— Goal of the exercise —
Extract every line from the records below that contains the word "pouring".

— Entries —
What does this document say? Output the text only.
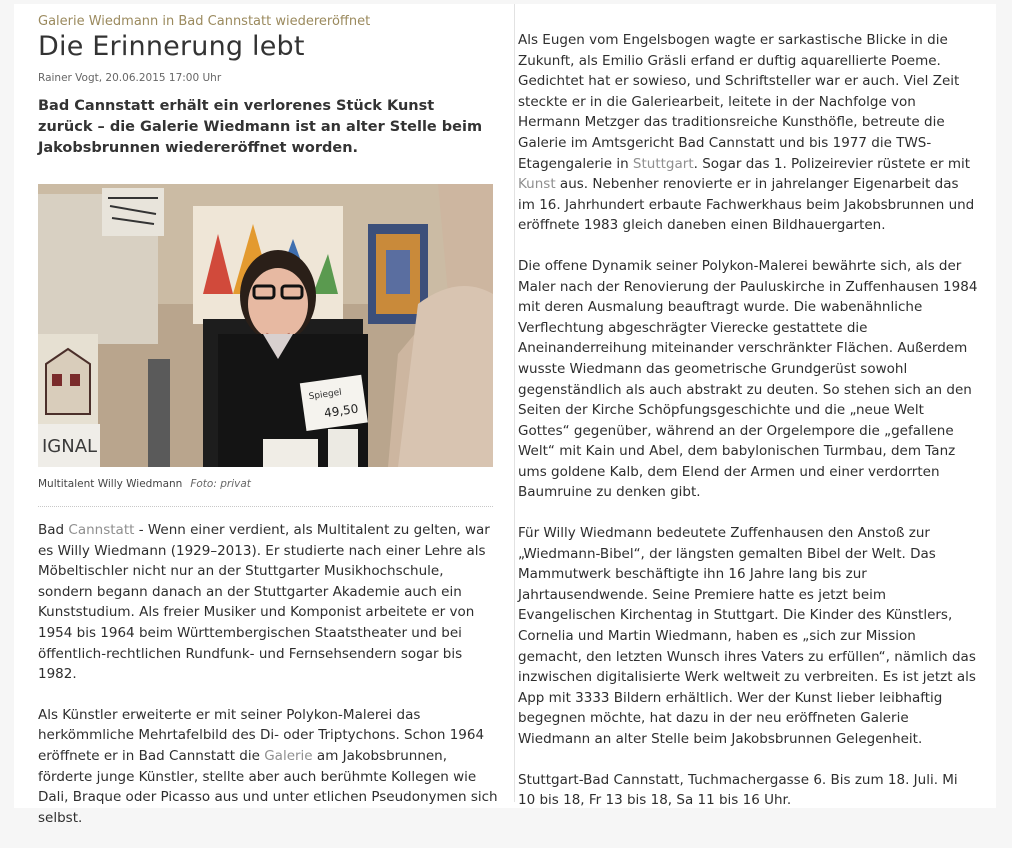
Galerie Wiedmann in Bad Cannstatt wiedereröffnet
Die Erinnerung lebt
Rainer Vogt, 20.06.2015 17:00 Uhr
Bad Cannstatt erhält ein verlorenes Stück Kunst zurück – die Galerie Wiedmann ist an alter Stelle beim Jakobsbrunnen wiedereröffnet worden.
Spiegel
49,50
IGNAL
Multitalent Willy Wiedmann Foto: privat

Bad Cannstatt - Wenn einer verdient, als Multitalent zu gelten, war es Willy Wiedmann (1929–2013). Er studierte nach einer Lehre als Möbeltischler nicht nur an der Stuttgarter Musikhochschule, sondern begann danach an der Stuttgarter Akademie auch ein Kunststudium. Als freier Musiker und Komponist arbeitete er von 1954 bis 1964 beim Württembergischen Staatstheater und bei öffentlich-rechtlichen Rundfunk- und Fernsehsendern sogar bis 1982.

Als Künstler erweiterte er mit seiner Polykon-Malerei das herkömmliche Mehrtafelbild des Di- oder Triptychons. Schon 1964 eröffnete er in Bad Cannstatt die Galerie am Jakobsbrunnen, förderte junge Künstler, stellte aber auch berühmte Kollegen wie Dali, Braque oder Picasso aus und unter etlichen Pseudonymen sich selbst.

Als Eugen vom Engelsbogen wagte er sarkastische Blicke in die Zukunft, als Emilio Gräsli erfand er duftig aquarellierte Poeme. Gedichtet hat er sowieso, und Schriftsteller war er auch. Viel Zeit steckte er in die Galeriearbeit, leitete in der Nachfolge von Hermann Metzger das traditionsreiche Kunsthöfle, betreute die Galerie im Amtsgericht Bad Cannstatt und bis 1977 die TWS-Etagengalerie in Stuttgart. Sogar das 1. Polizeirevier rüstete er mit Kunst aus. Nebenher renovierte er in jahrelanger Eigenarbeit das im 16. Jahrhundert erbaute Fachwerkhaus beim Jakobsbrunnen und eröffnete 1983 gleich daneben einen Bildhauergarten.

Die offene Dynamik seiner Polykon-Malerei bewährte sich, als der Maler nach der Renovierung der Pauluskirche in Zuffenhausen 1984 mit deren Ausmalung beauftragt wurde. Die wabenähnliche Verflechtung abgeschrägter Vierecke gestattete die Aneinanderreihung miteinander verschränkter Flächen. Außerdem wusste Wiedmann das geometrische Grundgerüst sowohl gegenständlich als auch abstrakt zu deuten. So stehen sich an den Seiten der Kirche Schöpfungsgeschichte und die „neue Welt Gottes“ gegenüber, während an der Orgelempore die „gefallene Welt“ mit Kain und Abel, dem babylonischen Turmbau, dem Tanz ums goldene Kalb, dem Elend der Armen und einer verdorrten Baumruine zu denken gibt.

Für Willy Wiedmann bedeutete Zuffenhausen den Anstoß zur „Wiedmann-Bibel“, der längsten gemalten Bibel der Welt. Das Mammutwerk beschäftigte ihn 16 Jahre lang bis zur Jahrtausendwende. Seine Premiere hatte es jetzt beim Evangelischen Kirchentag in Stuttgart. Die Kinder des Künstlers, Cornelia und Martin Wiedmann, haben es „sich zur Mission gemacht, den letzten Wunsch ihres Vaters zu erfüllen“, nämlich das inzwischen digitalisierte Werk weltweit zu verbreiten. Es ist jetzt als App mit 3333 Bildern erhältlich. Wer der Kunst lieber leibhaftig begegnen möchte, hat dazu in der neu eröffneten Galerie Wiedmann an alter Stelle beim Jakobsbrunnen Gelegenheit.

Stuttgart-Bad Cannstatt, Tuchmachergasse 6. Bis zum 18. Juli. Mi 10 bis 18, Fr 13 bis 18, Sa 11 bis 16 Uhr.
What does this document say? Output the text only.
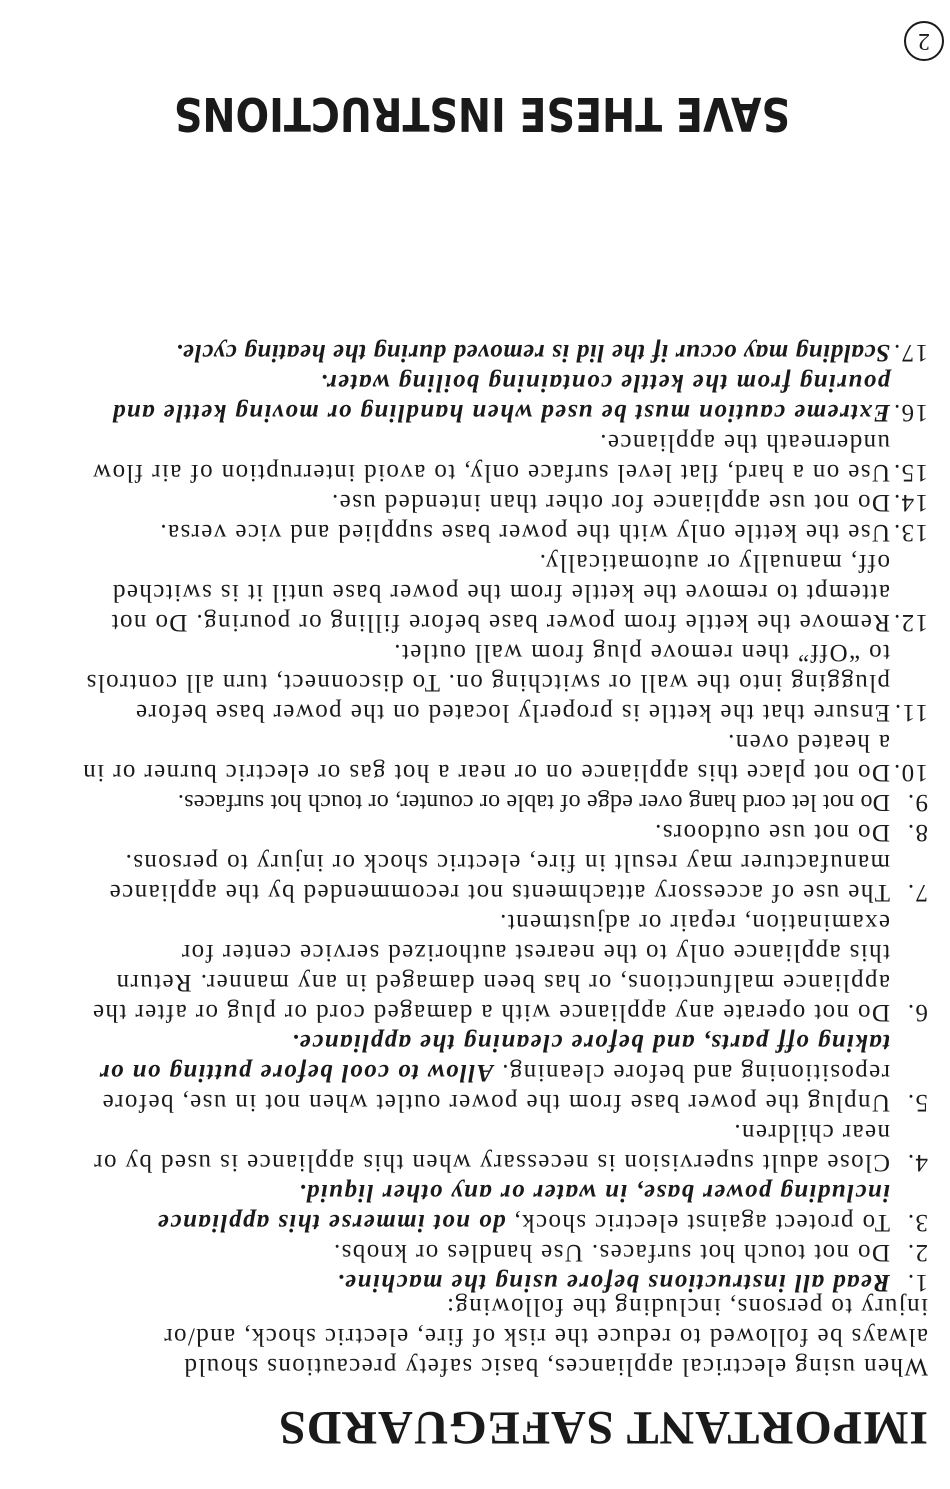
IMPORTANT SAFEGUARDS

When using electrical appliances, basic safety precautions should always be followed to reduce the risk of fire, electric shock, and/or injury to persons, including the following:

1.
Read all instructions before using the machine.
2.
Do not touch hot surfaces. Use handles or knobs.
3.
To protect against electric shock, do not immerse this appliance including power base, in water or any other liquid.
4.
Close adult supervision is necessary when this appliance is used by or near children.
5.
Unplug the power base from the power outlet when not in use, before repositioning and before cleaning. Allow to cool before putting on or taking off parts, and before cleaning the appliance.
6.
Do not operate any appliance with a damaged cord or plug or after the appliance malfunctions, or has been damaged in any manner. Return this appliance only to the nearest authorized service center for examination, repair or adjustment.
7.
The use of accessory attachments not recommended by the appliance manufacturer may result in fire, electric shock or injury to persons.
8.
Do not use outdoors.
9.
Do not let cord hang over edge of table or counter, or touch hot surfaces.
10.
Do not place this appliance on or near a hot gas or electric burner or in a heated oven.
11.
Ensure that the kettle is properly located on the power base before plugging into the wall or switching on. To disconnect, turn all controls to “Off” then remove plug from wall outlet.
12.
Remove the kettle from power base before filling or pouring. Do not attempt to remove the kettle from the power base until it is switched off, manually or automatically.
13.
Use the kettle only with the power base supplied and vice versa.
14.
Do not use appliance for other than intended use.
15.
Use on a hard, flat level surface only, to avoid interruption of air flow underneath the appliance.
16.
Extreme caution must be used when handling or moving kettle and pouring from the kettle containing boiling water.
17.
Scalding may occur if the lid is removed during the heating cycle.
SAVE THESE INSTRUCTIONS
2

— Response —
Remove the kettle from power base before filling or pouring. Do not attempt to remove the kettle from the power base until it is switched off, manually or automatically.
Extreme caution must be used when handling or moving kettle and pouring from the kettle containing boiling water.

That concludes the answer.